Part of a data file
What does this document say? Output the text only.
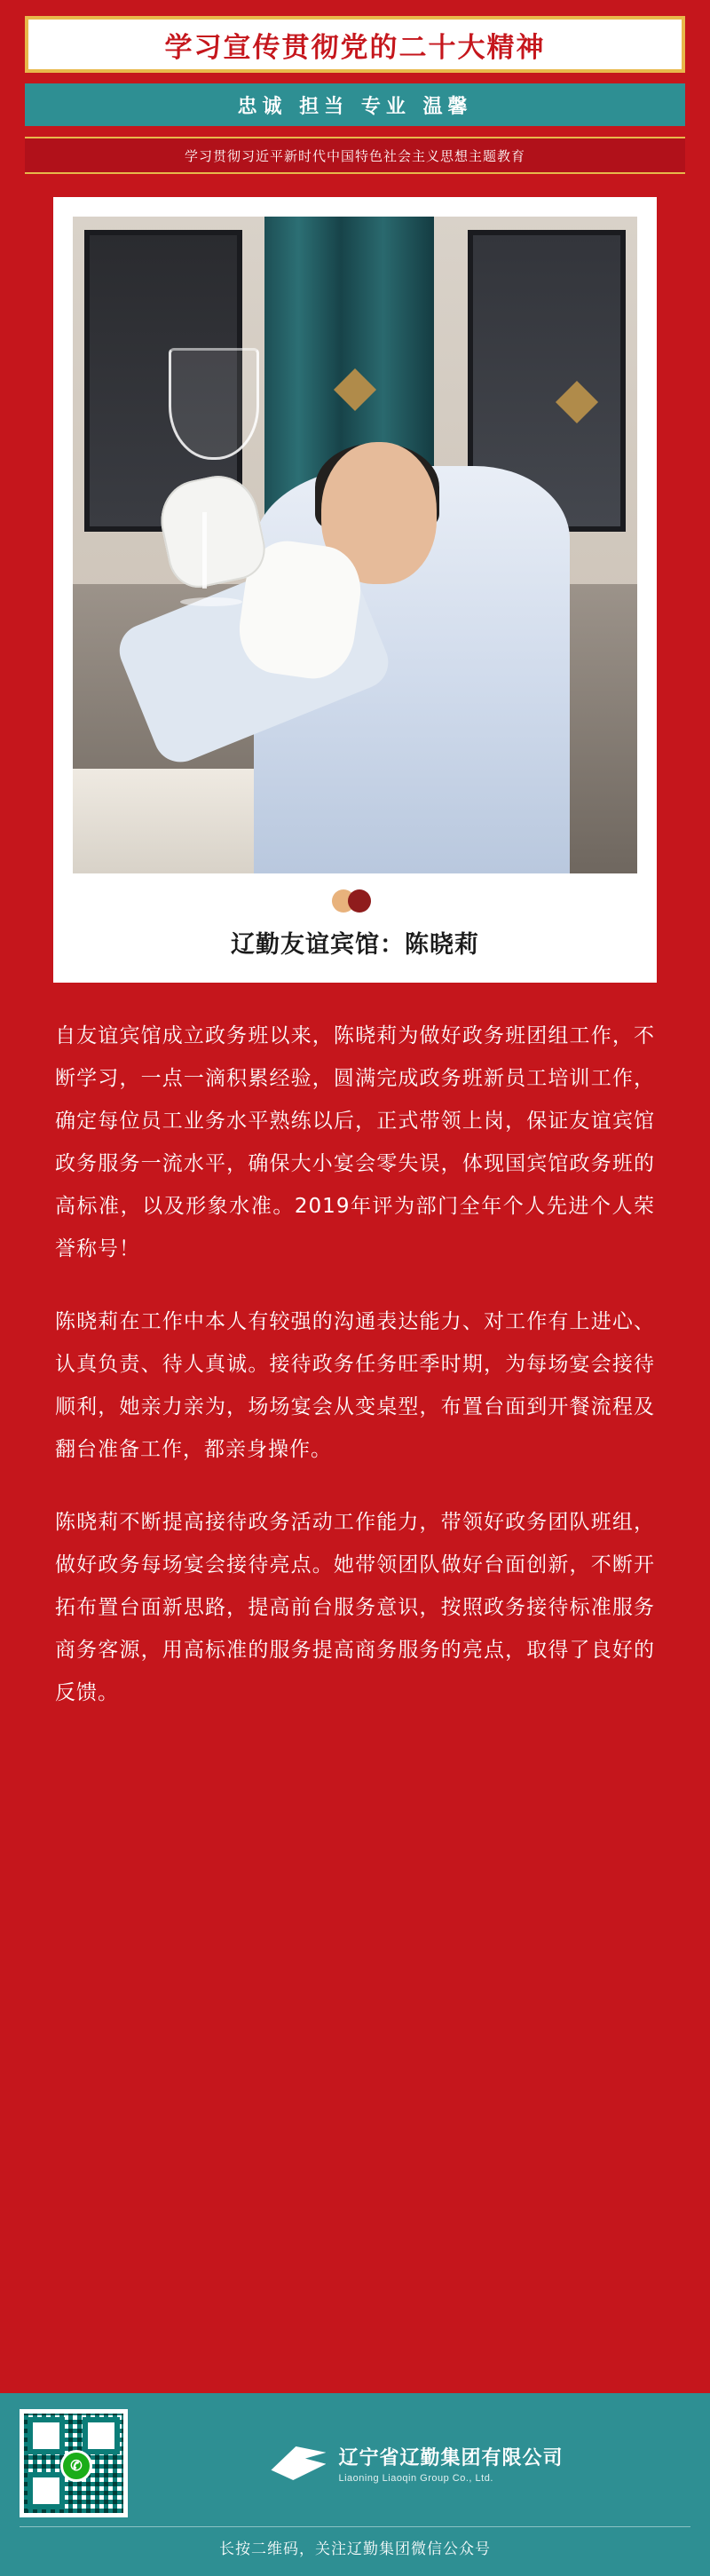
学习宣传贯彻党的二十大精神
忠诚 担当 专业 温馨
学习贯彻习近平新时代中国特色社会主义思想主题教育
辽勤友谊宾馆：陈晓莉

自友谊宾馆成立政务班以来，陈晓莉为做好政务班团组工作，不断学习，一点一滴积累经验，圆满完成政务班新员工培训工作，确定每位员工业务水平熟练以后，正式带领上岗，保证友谊宾馆政务服务一流水平，确保大小宴会零失误，体现国宾馆政务班的高标准，以及形象水准。2019年评为部门全年个人先进个人荣誉称号！

陈晓莉在工作中本人有较强的沟通表达能力、对工作有上进心、认真负责、待人真诚。接待政务任务旺季时期，为每场宴会接待顺利，她亲力亲为，场场宴会从变桌型，布置台面到开餐流程及翻台准备工作，都亲身操作。

陈晓莉不断提高接待政务活动工作能力，带领好政务团队班组，做好政务每场宴会接待亮点。她带领团队做好台面创新，不断开拓布置台面新思路，提高前台服务意识，按照政务接待标准服务商务客源，用高标准的服务提高商务服务的亮点，取得了良好的反馈。

✆	辽宁省辽勤集团有限公司
Liaoning Liaoqin Group Co., Ltd.
长按二维码，关注辽勤集团微信公众号
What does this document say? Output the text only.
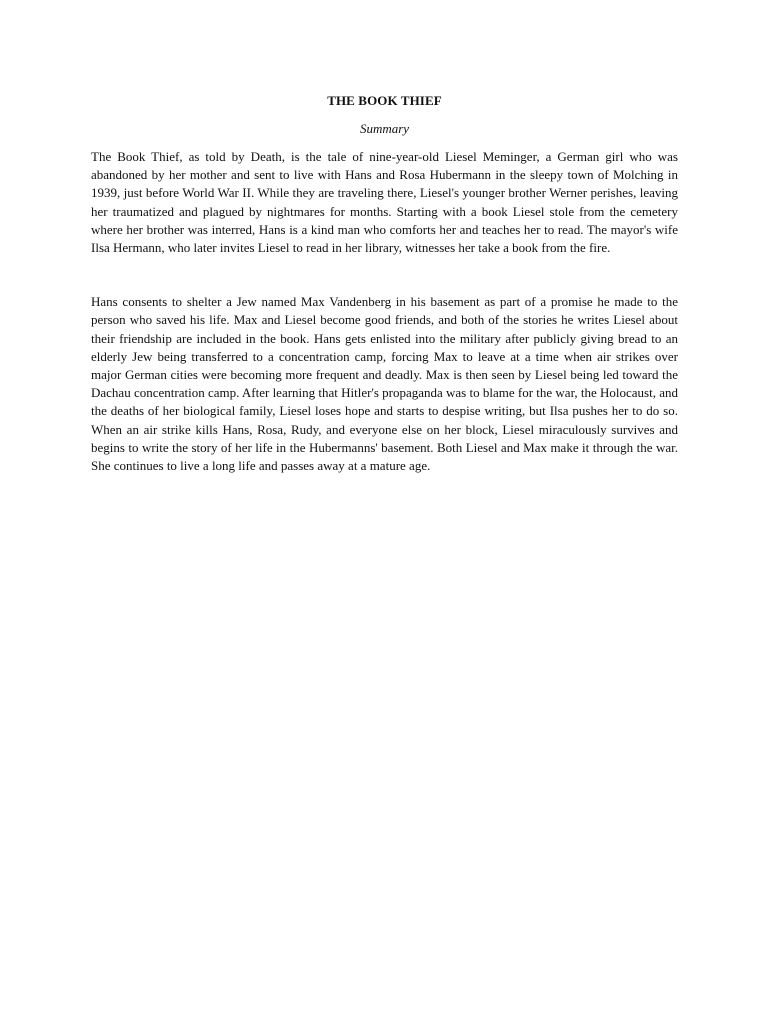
THE BOOK THIEF
Summary

The Book Thief, as told by Death, is the tale of nine-year-old Liesel Meminger, a German girl who was abandoned by her mother and sent to live with Hans and Rosa Hubermann in the sleepy town of Molching in 1939, just before World War II. While they are traveling there, Liesel's younger brother Werner perishes, leaving her traumatized and plagued by nightmares for months. Starting with a book Liesel stole from the cemetery where her brother was interred, Hans is a kind man who comforts her and teaches her to read. The mayor's wife Ilsa Hermann, who later invites Liesel to read in her library, witnesses her take a book from the fire.

Hans consents to shelter a Jew named Max Vandenberg in his basement as part of a promise he made to the person who saved his life. Max and Liesel become good friends, and both of the stories he writes Liesel about their friendship are included in the book. Hans gets enlisted into the military after publicly giving bread to an elderly Jew being transferred to a concentration camp, forcing Max to leave at a time when air strikes over major German cities were becoming more frequent and deadly. Max is then seen by Liesel being led toward the Dachau concentration camp. After learning that Hitler's propaganda was to blame for the war, the Holocaust, and the deaths of her biological family, Liesel loses hope and starts to despise writing, but Ilsa pushes her to do so. When an air strike kills Hans, Rosa, Rudy, and everyone else on her block, Liesel miraculously survives and begins to write the story of her life in the Hubermanns' basement. Both Liesel and Max make it through the war. She continues to live a long life and passes away at a mature age.
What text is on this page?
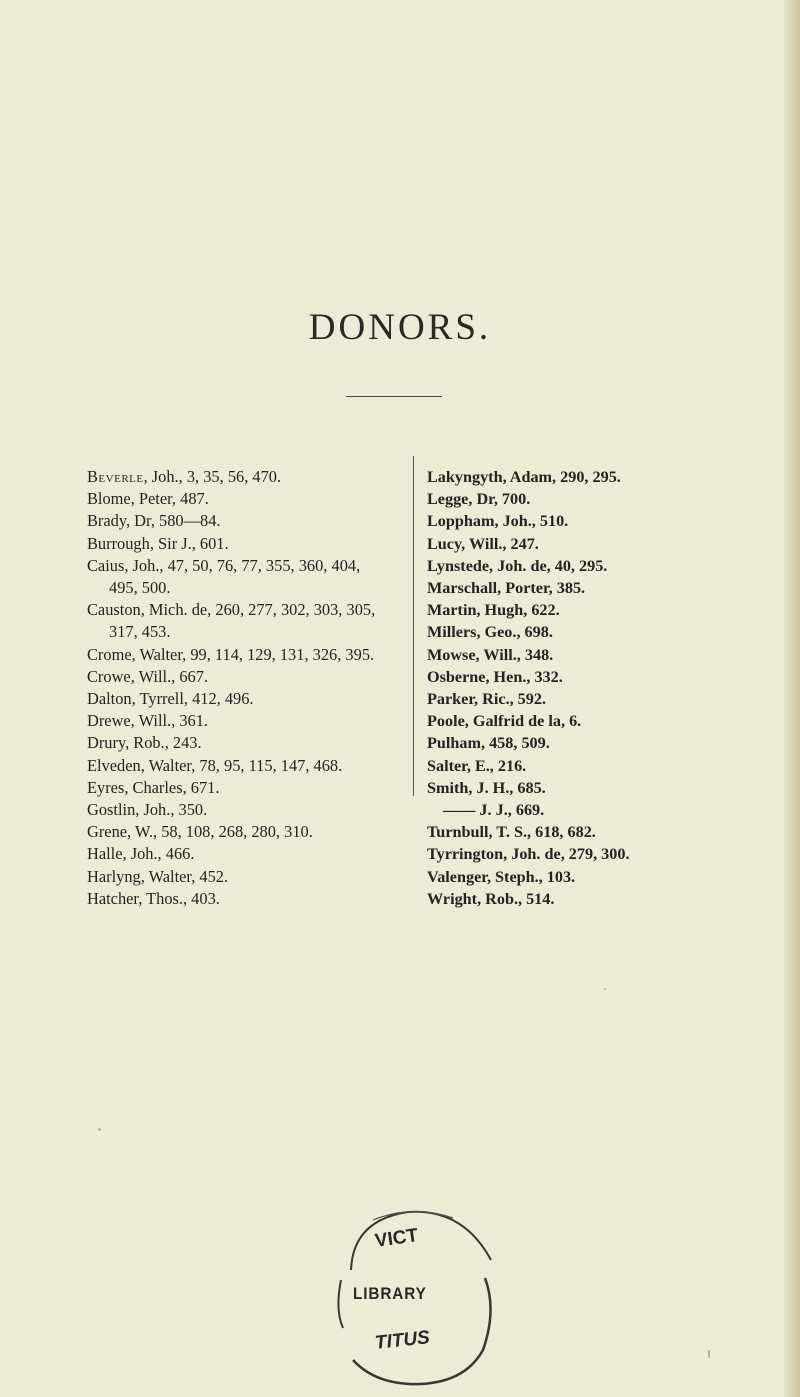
DONORS.

Beverle, Joh., 3, 35, 56, 470.

Blome, Peter, 487.

Brady, Dr, 580—84.

Burrough, Sir J., 601.

Caius, Joh., 47, 50, 76, 77, 355, 360, 404, 495, 500.

Causton, Mich. de, 260, 277, 302, 303, 305, 317, 453.

Crome, Walter, 99, 114, 129, 131, 326, 395.

Crowe, Will., 667.

Dalton, Tyrrell, 412, 496.

Drewe, Will., 361.

Drury, Rob., 243.

Elveden, Walter, 78, 95, 115, 147, 468.

Eyres, Charles, 671.

Gostlin, Joh., 350.

Grene, W., 58, 108, 268, 280, 310.

Halle, Joh., 466.

Harlyng, Walter, 452.

Hatcher, Thos., 403.

Lakyngyth, Adam, 290, 295.

Legge, Dr, 700.

Loppham, Joh., 510.

Lucy, Will., 247.

Lynstede, Joh. de, 40, 295.

Marschall, Porter, 385.

Martin, Hugh, 622.

Millers, Geo., 698.

Mowse, Will., 348.

Osberne, Hen., 332.

Parker, Ric., 592.

Poole, Galfrid de la, 6.

Pulham, 458, 509.

Salter, E., 216.

Smith, J. H., 685.

—— J. J., 669.

Turnbull, T. S., 618, 682.

Tyrrington, Joh. de, 279, 300.

Valenger, Steph., 103.

Wright, Rob., 514.

VICT
LIBRARY
TITUS
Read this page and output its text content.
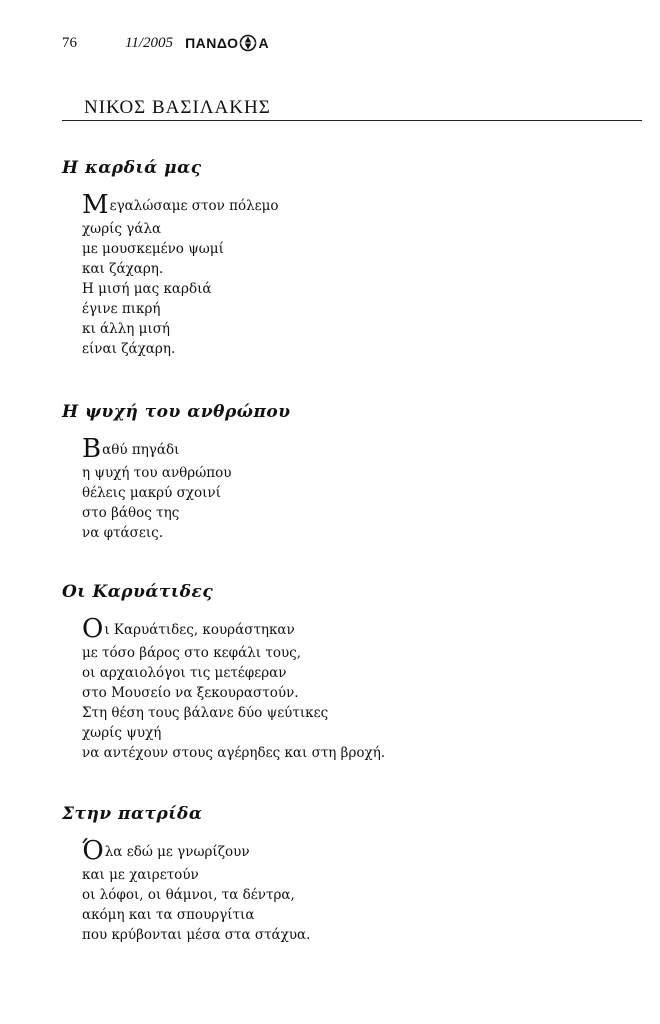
76	11/2005 ΠΑΝΔΟ Α
ΝΙΚΟΣ ΒΑΣΙΛΑΚΗΣ
Η καρδιά μας
Μεγαλώσαμε στον πόλεμο
χωρίς γάλα
με μουσκεμένο ψωμί
και ζάχαρη.
Η μισή μας καρδιά
έγινε πικρή
κι άλλη μισή
είναι ζάχαρη.
Η ψυχή του ανθρώπου
Βαθύ πηγάδι
η ψυχή του ανθρώπου
θέλεις μακρύ σχοινί
στο βάθος της
να φτάσεις.
Οι Καρυάτιδες
Οι Καρυάτιδες, κουράστηκαν
με τόσο βάρος στο κεφάλι τους,
οι αρχαιολόγοι τις μετέφεραν
στο Μουσείο να ξεκουραστούν.
Στη θέση τους βάλανε δύο ψεύτικες
χωρίς ψυχή
να αντέχουν στους αγέρηδες και στη βροχή.
Στην πατρίδα
Όλα εδώ με γνωρίζουν
και με χαιρετούν
οι λόφοι, οι θάμνοι, τα δέντρα,
ακόμη και τα σπουργίτια
που κρύβονται μέσα στα στάχυα.
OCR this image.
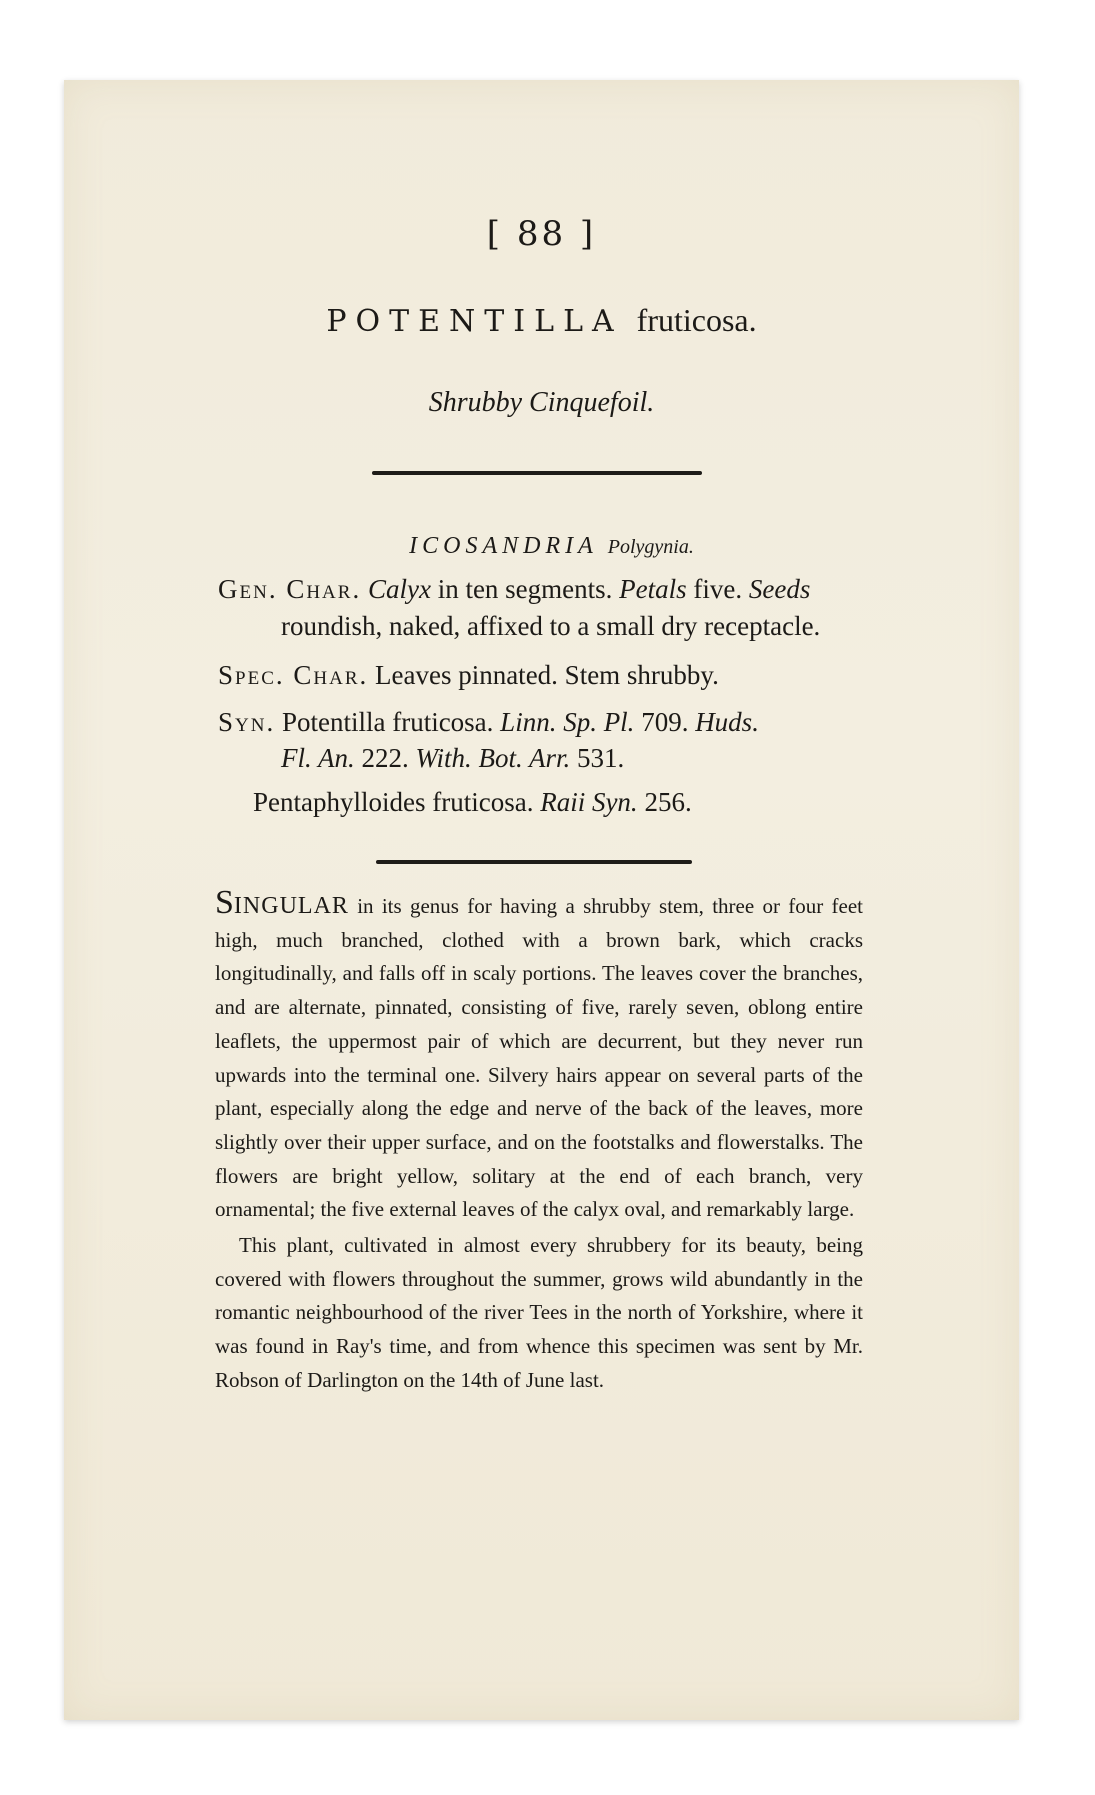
[ 88 ]
POTENTILLA fruticosa.
Shrubby Cinquefoil.
ICOSANDRIA Polygynia.
Gen. Char. Calyx in ten segments. Petals five. Seeds
roundish, naked, affixed to a small dry receptacle.
Spec. Char. Leaves pinnated. Stem shrubby.
Syn. Potentilla fruticosa. Linn. Sp. Pl. 709. Huds.
Fl. An. 222. With. Bot. Arr. 531.
Pentaphylloides fruticosa. Raii Syn. 256.

SINGULAR in its genus for having a shrubby stem, three or four feet high, much branched, clothed with a brown bark, which cracks longitudinally, and falls off in scaly portions. The leaves cover the branches, and are alternate, pinnated, consisting of five, rarely seven, oblong entire leaflets, the uppermost pair of which are decurrent, but they never run upwards into the terminal one. Silvery hairs appear on several parts of the plant, especially along the edge and nerve of the back of the leaves, more slightly over their upper surface, and on the footstalks and flowerstalks. The flowers are bright yellow, solitary at the end of each branch, very ornamental; the five external leaves of the calyx oval, and remarkably large.

This plant, cultivated in almost every shrubbery for its beauty, being covered with flowers throughout the summer, grows wild abundantly in the romantic neighbourhood of the river Tees in the north of Yorkshire, where it was found in Ray's time, and from whence this specimen was sent by Mr. Robson of Darlington on the 14th of June last.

### [Written problem]
Using the listing above, gather each line that holds the string "Will" and copy it.

### [Task output]
Crowe, Will., 667.
Drewe, Will., 361.
Lucy, Will., 247.
Mowse, Will., 348.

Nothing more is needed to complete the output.